> [GIVEN PROBLEM]: Review the listing and copy each line that holds the word "source".

Collected data:
'''
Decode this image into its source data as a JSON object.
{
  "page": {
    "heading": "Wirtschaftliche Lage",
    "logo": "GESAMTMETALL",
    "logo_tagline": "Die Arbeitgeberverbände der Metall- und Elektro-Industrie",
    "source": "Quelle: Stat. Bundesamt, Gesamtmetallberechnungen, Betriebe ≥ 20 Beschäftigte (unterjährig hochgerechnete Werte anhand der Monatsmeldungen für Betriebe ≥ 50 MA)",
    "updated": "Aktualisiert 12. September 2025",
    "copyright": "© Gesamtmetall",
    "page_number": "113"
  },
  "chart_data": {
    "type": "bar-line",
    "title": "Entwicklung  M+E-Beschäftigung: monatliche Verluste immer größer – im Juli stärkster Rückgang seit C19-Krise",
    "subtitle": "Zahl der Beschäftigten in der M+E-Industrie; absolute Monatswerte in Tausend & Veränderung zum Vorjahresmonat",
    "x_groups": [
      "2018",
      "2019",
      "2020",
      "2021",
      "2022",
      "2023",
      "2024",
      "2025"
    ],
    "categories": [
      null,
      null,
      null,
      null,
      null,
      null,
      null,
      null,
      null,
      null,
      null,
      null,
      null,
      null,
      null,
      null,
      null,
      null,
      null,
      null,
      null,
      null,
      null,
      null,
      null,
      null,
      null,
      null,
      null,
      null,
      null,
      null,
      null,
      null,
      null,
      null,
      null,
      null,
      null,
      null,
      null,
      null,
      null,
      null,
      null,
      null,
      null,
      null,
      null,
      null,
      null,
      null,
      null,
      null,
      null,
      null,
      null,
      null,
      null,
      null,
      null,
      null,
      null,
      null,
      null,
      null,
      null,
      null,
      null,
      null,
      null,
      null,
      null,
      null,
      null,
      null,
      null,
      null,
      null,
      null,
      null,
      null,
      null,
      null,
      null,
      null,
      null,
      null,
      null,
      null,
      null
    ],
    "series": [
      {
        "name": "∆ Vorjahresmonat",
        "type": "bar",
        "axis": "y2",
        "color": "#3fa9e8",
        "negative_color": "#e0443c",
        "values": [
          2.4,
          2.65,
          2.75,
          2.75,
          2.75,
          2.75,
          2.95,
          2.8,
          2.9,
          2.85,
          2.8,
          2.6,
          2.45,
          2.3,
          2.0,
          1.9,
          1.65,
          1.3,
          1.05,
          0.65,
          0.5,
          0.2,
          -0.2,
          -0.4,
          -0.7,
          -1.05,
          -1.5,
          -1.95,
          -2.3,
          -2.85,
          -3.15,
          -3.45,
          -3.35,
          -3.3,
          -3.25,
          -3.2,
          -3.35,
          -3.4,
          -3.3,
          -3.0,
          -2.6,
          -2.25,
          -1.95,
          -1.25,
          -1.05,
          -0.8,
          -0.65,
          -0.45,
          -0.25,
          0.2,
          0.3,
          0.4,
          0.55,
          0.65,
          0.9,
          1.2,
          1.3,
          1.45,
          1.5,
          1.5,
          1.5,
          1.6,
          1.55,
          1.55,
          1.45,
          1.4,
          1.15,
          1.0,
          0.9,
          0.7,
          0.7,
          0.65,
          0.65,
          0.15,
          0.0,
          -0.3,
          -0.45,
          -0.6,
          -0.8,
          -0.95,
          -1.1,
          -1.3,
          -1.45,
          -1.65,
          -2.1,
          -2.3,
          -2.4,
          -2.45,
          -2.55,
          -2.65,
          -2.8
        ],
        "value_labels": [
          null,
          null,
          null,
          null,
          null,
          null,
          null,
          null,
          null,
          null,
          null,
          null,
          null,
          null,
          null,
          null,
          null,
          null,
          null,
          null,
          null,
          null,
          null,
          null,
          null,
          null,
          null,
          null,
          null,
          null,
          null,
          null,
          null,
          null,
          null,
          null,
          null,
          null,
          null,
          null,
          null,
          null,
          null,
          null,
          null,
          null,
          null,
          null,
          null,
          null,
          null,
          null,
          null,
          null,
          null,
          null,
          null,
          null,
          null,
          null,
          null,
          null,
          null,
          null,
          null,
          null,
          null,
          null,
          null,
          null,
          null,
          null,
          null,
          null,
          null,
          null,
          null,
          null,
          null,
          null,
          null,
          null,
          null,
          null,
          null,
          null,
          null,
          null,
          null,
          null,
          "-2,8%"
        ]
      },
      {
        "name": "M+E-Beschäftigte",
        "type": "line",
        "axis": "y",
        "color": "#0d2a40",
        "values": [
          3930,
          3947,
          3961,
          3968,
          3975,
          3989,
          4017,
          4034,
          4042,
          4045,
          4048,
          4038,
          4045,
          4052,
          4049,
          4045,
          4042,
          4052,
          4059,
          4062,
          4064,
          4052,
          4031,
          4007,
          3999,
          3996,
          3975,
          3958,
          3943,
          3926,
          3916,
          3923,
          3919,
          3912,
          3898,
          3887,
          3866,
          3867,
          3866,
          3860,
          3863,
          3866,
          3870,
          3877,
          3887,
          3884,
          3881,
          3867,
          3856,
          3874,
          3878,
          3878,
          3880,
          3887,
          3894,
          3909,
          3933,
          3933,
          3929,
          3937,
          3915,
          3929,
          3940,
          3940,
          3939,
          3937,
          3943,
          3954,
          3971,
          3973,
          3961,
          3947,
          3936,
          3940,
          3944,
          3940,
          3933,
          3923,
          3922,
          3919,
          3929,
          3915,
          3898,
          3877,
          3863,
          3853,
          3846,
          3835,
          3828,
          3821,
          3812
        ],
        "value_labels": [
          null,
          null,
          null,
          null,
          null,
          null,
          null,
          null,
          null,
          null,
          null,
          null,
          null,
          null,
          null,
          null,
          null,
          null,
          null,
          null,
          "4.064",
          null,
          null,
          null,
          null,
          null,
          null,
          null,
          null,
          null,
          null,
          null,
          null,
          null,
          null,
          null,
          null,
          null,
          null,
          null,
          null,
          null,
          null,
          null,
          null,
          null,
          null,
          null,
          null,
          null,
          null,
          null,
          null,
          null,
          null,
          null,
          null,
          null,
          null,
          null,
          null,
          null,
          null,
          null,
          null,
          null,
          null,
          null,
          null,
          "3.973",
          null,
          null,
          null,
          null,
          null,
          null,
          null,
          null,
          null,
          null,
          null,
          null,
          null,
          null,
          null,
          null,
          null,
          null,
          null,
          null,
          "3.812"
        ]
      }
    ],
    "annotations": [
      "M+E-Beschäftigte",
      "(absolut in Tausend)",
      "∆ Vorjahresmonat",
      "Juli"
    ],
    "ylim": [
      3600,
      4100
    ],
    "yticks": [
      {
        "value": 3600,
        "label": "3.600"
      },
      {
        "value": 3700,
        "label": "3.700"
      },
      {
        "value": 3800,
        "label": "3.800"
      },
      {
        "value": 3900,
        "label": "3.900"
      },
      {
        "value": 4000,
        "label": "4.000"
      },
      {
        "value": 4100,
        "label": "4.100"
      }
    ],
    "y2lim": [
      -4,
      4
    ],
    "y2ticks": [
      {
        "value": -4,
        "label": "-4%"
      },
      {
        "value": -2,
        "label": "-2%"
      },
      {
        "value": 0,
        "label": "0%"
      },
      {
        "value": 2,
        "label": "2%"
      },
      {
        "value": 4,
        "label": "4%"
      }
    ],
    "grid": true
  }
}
'''
> [WRITTEN SOLUTION]:
Decode this image into its source data as a JSON object.
    "source": "Quelle: Stat. Bundesamt, Gesamtmetallberechnungen, Betriebe ≥ 20 Beschäftigte (unterjährig hochgerechnete Werte anhand der Monatsmeldungen für Betriebe ≥ 50 MA)",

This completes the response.